(Items from a document page collection)
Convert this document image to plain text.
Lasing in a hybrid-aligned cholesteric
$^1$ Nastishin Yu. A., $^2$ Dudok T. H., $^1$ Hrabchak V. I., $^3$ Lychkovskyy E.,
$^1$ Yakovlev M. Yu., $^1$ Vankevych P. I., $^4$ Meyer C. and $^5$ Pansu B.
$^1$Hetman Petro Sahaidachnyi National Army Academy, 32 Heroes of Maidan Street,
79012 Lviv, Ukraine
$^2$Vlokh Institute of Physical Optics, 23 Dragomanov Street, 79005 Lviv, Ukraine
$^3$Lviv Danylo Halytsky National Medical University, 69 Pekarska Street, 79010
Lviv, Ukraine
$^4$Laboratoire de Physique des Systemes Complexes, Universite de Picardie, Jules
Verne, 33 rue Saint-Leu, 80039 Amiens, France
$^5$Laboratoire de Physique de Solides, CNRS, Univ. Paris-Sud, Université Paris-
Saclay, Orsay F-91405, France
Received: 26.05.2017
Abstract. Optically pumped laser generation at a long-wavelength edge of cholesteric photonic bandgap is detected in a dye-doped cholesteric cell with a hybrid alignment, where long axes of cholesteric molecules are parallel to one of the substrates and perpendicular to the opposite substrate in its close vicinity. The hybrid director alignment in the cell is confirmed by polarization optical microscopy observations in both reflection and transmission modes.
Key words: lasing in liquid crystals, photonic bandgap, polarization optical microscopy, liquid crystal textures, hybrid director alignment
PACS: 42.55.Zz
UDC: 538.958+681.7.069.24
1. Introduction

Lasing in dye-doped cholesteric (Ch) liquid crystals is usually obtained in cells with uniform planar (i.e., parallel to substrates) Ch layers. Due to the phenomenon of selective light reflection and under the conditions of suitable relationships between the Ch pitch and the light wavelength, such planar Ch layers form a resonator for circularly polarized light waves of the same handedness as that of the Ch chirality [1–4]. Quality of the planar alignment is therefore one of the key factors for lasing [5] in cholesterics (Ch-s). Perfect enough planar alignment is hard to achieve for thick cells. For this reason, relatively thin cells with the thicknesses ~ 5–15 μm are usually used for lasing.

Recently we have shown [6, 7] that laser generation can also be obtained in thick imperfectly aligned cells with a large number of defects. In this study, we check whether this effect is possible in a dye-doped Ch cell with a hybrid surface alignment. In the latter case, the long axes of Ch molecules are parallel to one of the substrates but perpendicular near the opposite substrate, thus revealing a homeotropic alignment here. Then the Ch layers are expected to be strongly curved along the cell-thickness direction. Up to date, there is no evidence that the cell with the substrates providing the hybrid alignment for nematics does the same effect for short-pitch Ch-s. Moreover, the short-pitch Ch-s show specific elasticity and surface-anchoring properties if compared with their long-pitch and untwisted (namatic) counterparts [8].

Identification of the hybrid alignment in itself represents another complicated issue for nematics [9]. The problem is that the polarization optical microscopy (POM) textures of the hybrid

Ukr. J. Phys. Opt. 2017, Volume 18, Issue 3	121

TASK BRIEF> Transcribe the data in full, keeping every character.

PROBLEM SOLUTION>
Convert this document image to plain text.
Lasing in a hybrid-aligned cholesteric
$^1$ Nastishin Yu. A., $^2$ Dudok T. H., $^1$ Hrabchak V. I., $^3$ Lychkovskyy E.,
$^1$ Yakovlev M. Yu., $^1$ Vankevych P. I., $^4$ Meyer C. and $^5$ Pansu B.
$^1$Hetman Petro Sahaidachnyi National Army Academy, 32 Heroes of Maidan Street,
79012 Lviv, Ukraine
$^2$Vlokh Institute of Physical Optics, 23 Dragomanov Street, 79005 Lviv, Ukraine
$^3$Lviv Danylo Halytsky National Medical University, 69 Pekarska Street, 79010
Lviv, Ukraine
$^4$Laboratoire de Physique des Systemes Complexes, Universite de Picardie, Jules
Verne, 33 rue Saint-Leu, 80039 Amiens, France
$^5$Laboratoire de Physique de Solides, CNRS, Univ. Paris-Sud, Université Paris-
Saclay, Orsay F-91405, France
Received: 26.05.2017
Abstract. Optically pumped laser generation at a long-wavelength edge of cholesteric photonic bandgap is detected in a dye-doped cholesteric cell with a hybrid alignment, where long axes of cholesteric molecules are parallel to one of the substrates and perpendicular to the opposite substrate in its close vicinity. The hybrid director alignment in the cell is confirmed by polarization optical microscopy observations in both reflection and transmission modes.
Key words: lasing in liquid crystals, photonic bandgap, polarization optical microscopy, liquid crystal textures, hybrid director alignment
PACS: 42.55.Zz
UDC: 538.958+681.7.069.24
1. Introduction

Lasing in dye-doped cholesteric (Ch) liquid crystals is usually obtained in cells with uniform planar (i.e., parallel to substrates) Ch layers. Due to the phenomenon of selective light reflection and under the conditions of suitable relationships between the Ch pitch and the light wavelength, such planar Ch layers form a resonator for circularly polarized light waves of the same handedness as that of the Ch chirality [1–4]. Quality of the planar alignment is therefore one of the key factors for lasing [5] in cholesterics (Ch-s). Perfect enough planar alignment is hard to achieve for thick cells. For this reason, relatively thin cells with the thicknesses ~ 5–15 μm are usually used for lasing.

Recently we have shown [6, 7] that laser generation can also be obtained in thick imperfectly aligned cells with a large number of defects. In this study, we check whether this effect is possible in a dye-doped Ch cell with a hybrid surface alignment. In the latter case, the long axes of Ch molecules are parallel to one of the substrates but perpendicular near the opposite substrate, thus revealing a homeotropic alignment here. Then the Ch layers are expected to be strongly curved along the cell-thickness direction. Up to date, there is no evidence that the cell with the substrates providing the hybrid alignment for nematics does the same effect for short-pitch Ch-s. Moreover, the short-pitch Ch-s show specific elasticity and surface-anchoring properties if compared with their long-pitch and untwisted (namatic) counterparts [8].

Identification of the hybrid alignment in itself represents another complicated issue for nematics [9]. The problem is that the polarization optical microscopy (POM) textures of the hybrid

Ukr. J. Phys. Opt. 2017, Volume 18, Issue 3	121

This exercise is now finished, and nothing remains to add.